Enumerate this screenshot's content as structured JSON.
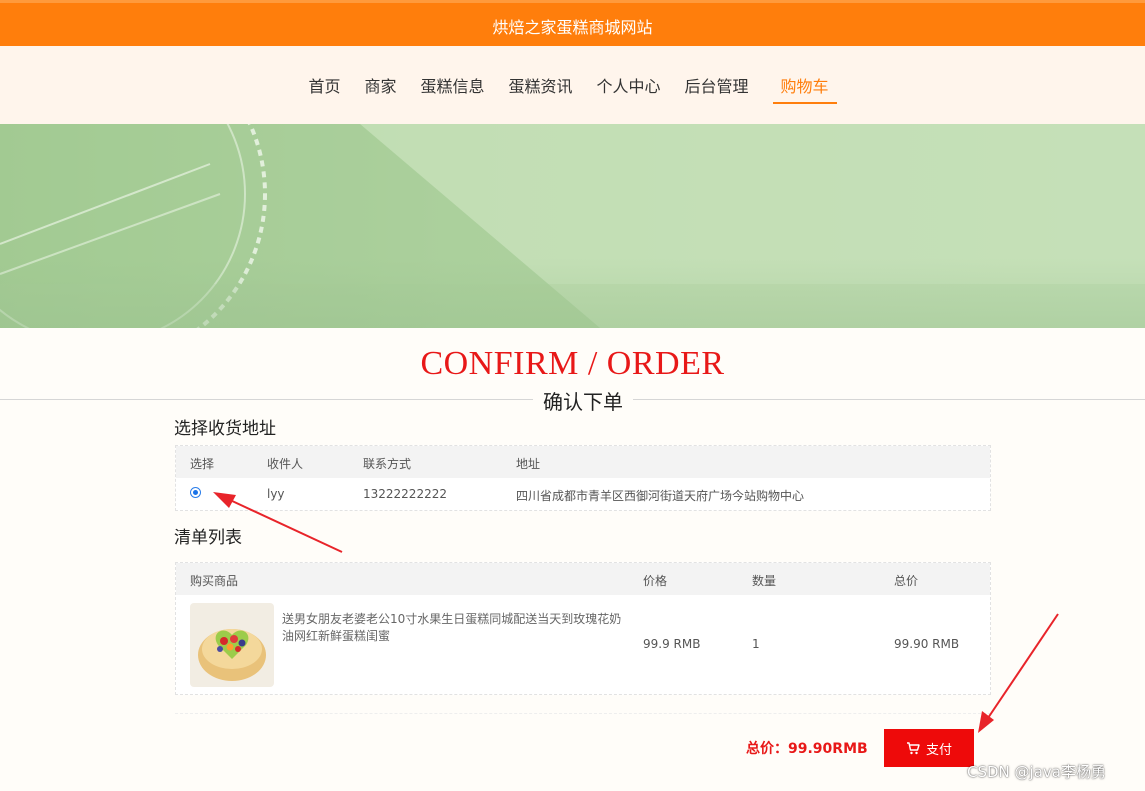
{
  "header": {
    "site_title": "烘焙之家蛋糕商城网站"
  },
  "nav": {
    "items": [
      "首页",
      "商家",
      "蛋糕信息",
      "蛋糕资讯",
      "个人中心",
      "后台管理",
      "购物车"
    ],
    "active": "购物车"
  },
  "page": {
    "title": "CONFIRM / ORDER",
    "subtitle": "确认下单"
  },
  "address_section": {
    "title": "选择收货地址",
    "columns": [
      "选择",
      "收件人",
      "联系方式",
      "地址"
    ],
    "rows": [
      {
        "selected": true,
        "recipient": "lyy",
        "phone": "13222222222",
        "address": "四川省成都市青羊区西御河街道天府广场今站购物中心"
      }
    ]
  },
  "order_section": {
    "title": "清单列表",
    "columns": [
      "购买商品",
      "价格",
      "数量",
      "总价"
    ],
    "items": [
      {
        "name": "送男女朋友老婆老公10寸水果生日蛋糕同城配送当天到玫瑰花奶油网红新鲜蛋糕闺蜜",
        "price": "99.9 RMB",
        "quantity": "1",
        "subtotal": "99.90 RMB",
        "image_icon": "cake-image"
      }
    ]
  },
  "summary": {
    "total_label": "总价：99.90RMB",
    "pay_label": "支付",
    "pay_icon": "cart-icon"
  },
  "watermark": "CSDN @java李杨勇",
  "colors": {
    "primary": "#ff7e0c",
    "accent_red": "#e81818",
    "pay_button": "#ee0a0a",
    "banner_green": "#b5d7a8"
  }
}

******

Copy the material shown above in full and exactly. Skip the pictures.

Enumerate this screenshot's content as structured JSON.
{
  "header": {
    "site_title": "烘焙之家蛋糕商城网站"
  },
  "nav": {
    "items": [
      "首页",
      "商家",
      "蛋糕信息",
      "蛋糕资讯",
      "个人中心",
      "后台管理",
      "购物车"
    ],
    "active": "购物车"
  },
  "page": {
    "title": "CONFIRM / ORDER",
    "subtitle": "确认下单"
  },
  "address_section": {
    "title": "选择收货地址",
    "columns": [
      "选择",
      "收件人",
      "联系方式",
      "地址"
    ],
    "rows": [
      {
        "selected": true,
        "recipient": "lyy",
        "phone": "13222222222",
        "address": "四川省成都市青羊区西御河街道天府广场今站购物中心"
      }
    ]
  },
  "order_section": {
    "title": "清单列表",
    "columns": [
      "购买商品",
      "价格",
      "数量",
      "总价"
    ],
    "items": [
      {
        "name": "送男女朋友老婆老公10寸水果生日蛋糕同城配送当天到玫瑰花奶油网红新鲜蛋糕闺蜜",
        "price": "99.9 RMB",
        "quantity": "1",
        "subtotal": "99.90 RMB",
        "image_icon": "cake-image"
      }
    ]
  },
  "summary": {
    "total_label": "总价：99.90RMB",
    "pay_label": "支付",
    "pay_icon": "cart-icon"
  },
  "watermark": "CSDN @java李杨勇",
  "colors": {
    "primary": "#ff7e0c",
    "accent_red": "#e81818",
    "pay_button": "#ee0a0a",
    "banner_green": "#b5d7a8"
  }
}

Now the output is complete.